• SUPPLIED MATERIAL:
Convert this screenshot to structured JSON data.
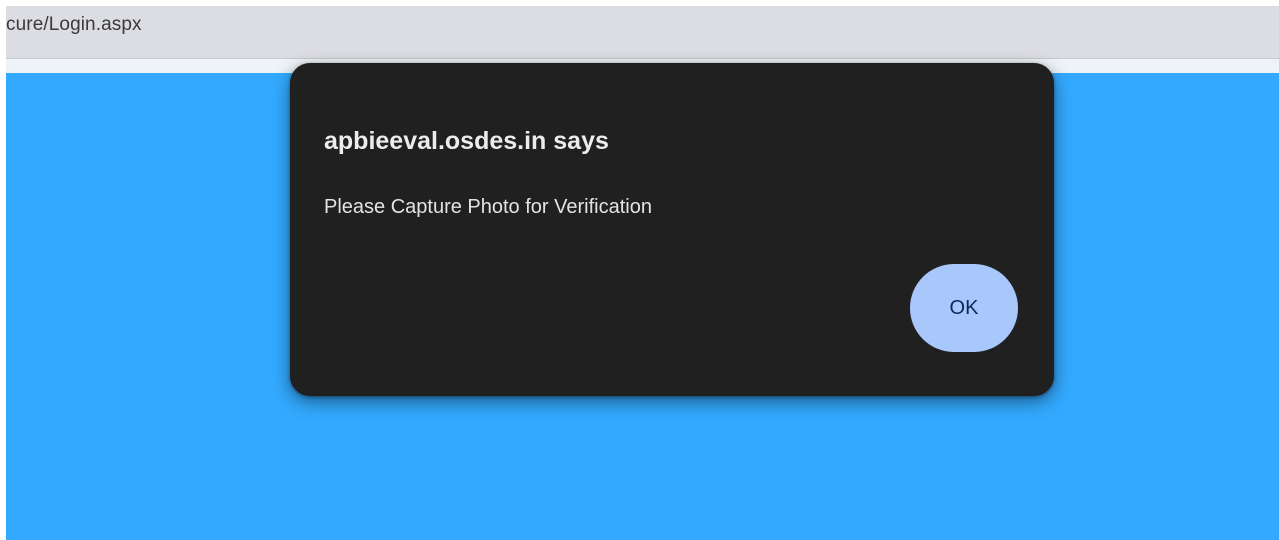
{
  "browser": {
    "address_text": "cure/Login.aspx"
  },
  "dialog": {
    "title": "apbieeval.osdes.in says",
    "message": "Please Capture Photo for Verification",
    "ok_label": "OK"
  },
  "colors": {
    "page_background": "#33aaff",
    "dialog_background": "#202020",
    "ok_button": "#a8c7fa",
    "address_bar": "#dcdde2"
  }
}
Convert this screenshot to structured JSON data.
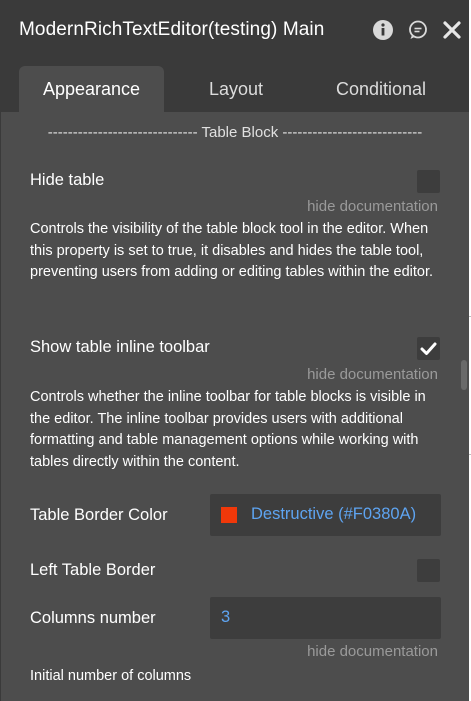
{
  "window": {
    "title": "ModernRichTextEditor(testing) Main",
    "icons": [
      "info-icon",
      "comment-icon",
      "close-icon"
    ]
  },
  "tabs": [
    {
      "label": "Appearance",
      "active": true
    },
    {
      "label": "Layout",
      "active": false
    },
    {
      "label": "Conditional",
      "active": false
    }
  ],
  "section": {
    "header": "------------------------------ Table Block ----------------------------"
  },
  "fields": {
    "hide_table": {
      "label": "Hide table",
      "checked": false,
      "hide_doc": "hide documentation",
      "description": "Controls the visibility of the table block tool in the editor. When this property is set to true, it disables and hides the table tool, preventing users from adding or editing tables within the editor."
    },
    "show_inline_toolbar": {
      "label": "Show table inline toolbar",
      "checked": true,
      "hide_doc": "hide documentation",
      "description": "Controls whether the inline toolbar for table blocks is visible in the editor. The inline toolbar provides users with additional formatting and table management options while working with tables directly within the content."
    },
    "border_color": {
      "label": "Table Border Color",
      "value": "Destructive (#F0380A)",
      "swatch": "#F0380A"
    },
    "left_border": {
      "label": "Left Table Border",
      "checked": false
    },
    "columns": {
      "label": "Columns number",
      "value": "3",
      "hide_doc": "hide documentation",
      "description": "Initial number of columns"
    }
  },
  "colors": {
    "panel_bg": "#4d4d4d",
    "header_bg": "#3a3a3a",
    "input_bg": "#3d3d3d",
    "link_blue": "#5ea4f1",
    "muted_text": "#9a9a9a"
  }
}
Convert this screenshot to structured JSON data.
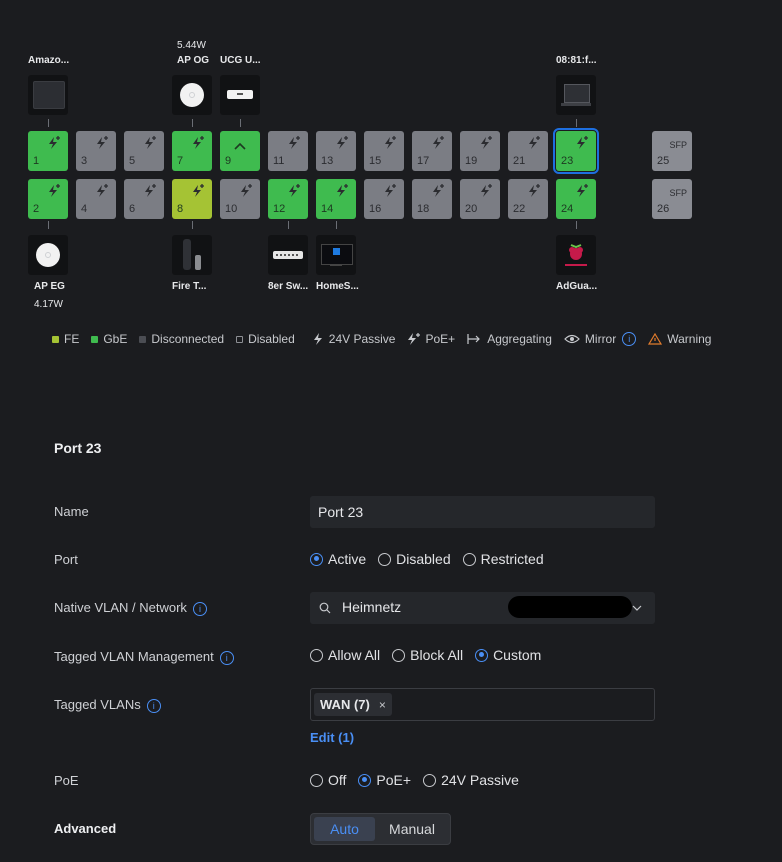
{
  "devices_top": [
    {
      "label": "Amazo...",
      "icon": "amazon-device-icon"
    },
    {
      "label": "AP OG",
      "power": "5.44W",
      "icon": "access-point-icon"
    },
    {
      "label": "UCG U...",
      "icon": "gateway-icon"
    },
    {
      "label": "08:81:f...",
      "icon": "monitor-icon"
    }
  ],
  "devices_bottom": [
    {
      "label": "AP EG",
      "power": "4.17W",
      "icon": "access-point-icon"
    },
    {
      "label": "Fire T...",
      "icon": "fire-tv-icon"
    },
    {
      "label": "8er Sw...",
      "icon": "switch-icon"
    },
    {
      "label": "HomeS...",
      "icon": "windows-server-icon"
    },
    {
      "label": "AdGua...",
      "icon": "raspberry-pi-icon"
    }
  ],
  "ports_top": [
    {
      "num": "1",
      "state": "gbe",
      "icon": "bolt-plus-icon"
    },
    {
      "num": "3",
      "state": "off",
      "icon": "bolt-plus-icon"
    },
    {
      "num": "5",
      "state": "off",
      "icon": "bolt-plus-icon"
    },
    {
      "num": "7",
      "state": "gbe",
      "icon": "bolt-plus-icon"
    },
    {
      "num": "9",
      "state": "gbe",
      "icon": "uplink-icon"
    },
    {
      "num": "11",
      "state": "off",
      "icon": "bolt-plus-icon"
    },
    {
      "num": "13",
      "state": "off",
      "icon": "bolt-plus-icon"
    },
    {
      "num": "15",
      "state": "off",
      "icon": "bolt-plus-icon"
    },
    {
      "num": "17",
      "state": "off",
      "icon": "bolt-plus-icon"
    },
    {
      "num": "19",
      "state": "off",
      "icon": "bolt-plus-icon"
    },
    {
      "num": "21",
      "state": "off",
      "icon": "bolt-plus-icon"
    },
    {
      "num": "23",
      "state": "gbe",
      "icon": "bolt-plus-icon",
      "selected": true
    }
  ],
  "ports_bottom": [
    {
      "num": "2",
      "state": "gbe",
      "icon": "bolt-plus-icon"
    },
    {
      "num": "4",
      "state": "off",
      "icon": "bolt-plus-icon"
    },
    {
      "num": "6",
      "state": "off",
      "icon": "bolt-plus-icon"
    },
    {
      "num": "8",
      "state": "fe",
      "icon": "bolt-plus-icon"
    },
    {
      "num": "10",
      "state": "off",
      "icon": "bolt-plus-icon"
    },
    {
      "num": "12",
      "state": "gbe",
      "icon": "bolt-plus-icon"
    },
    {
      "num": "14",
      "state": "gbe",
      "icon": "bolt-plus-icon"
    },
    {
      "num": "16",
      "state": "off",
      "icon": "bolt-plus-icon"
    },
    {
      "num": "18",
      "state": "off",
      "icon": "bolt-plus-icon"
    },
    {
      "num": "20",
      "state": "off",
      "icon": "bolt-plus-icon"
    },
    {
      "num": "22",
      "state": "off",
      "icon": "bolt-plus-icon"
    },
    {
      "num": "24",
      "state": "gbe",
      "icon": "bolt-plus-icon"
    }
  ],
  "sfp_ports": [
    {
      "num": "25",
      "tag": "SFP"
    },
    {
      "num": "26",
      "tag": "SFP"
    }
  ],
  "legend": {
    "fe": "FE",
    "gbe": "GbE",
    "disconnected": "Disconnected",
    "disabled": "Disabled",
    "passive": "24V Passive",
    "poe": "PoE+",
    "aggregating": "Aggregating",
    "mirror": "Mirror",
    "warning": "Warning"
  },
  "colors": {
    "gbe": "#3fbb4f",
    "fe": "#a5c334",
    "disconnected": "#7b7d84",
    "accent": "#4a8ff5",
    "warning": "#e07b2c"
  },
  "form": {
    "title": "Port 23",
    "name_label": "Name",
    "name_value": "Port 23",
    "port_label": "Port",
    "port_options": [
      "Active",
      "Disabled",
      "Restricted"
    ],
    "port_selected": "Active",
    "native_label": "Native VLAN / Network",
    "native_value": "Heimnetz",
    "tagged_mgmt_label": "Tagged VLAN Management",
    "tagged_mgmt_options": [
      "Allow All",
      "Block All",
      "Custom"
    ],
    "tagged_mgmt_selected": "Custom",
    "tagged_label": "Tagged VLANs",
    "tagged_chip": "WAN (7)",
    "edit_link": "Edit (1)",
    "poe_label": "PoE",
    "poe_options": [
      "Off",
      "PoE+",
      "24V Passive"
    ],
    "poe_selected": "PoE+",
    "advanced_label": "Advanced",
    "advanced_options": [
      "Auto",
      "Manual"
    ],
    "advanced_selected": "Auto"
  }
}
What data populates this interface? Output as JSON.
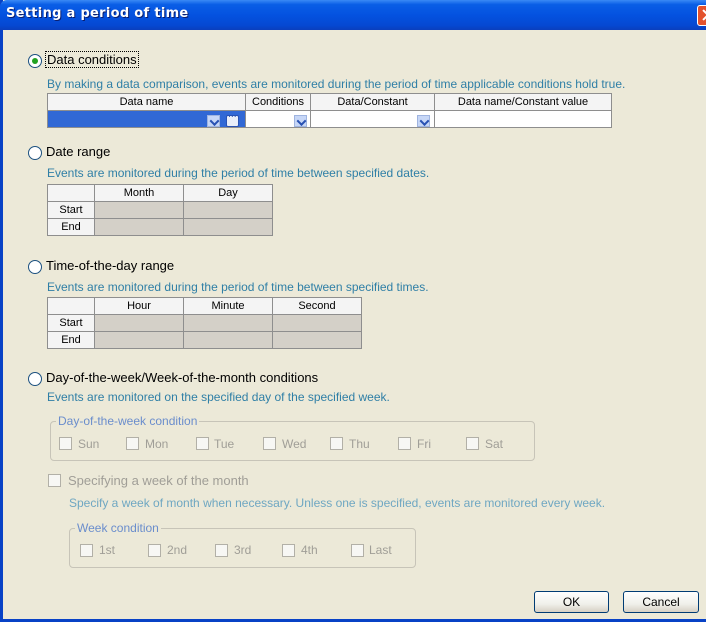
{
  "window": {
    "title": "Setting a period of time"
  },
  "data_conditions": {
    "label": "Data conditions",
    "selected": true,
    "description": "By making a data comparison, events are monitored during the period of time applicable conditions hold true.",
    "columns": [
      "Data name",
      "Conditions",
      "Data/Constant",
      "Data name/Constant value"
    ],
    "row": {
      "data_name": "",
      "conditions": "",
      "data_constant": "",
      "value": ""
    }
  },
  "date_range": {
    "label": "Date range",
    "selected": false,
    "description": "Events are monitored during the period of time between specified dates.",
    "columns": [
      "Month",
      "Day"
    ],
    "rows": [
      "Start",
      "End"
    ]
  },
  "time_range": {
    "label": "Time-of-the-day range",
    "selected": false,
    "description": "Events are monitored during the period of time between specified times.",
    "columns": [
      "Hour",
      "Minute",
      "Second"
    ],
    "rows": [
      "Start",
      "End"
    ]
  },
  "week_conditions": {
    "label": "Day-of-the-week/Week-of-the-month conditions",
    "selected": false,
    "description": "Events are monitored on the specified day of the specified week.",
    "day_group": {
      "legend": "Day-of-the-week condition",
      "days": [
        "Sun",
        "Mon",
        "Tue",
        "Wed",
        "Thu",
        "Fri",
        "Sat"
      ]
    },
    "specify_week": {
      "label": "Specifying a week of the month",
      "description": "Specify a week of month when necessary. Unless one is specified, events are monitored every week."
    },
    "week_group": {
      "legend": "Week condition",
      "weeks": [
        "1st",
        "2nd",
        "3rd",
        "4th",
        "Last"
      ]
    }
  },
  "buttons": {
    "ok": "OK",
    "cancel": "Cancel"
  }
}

• PROBLEM REQUIREMENTS: Check each line above for "specified" and return the ones that have it.

• FINAL RESULT:
    "description": "Events are monitored during the period of time between specified dates.",
    "description": "Events are monitored during the period of time between specified times.",
    "description": "Events are monitored on the specified day of the specified week.",
      "description": "Specify a week of month when necessary. Unless one is specified, events are monitored every week."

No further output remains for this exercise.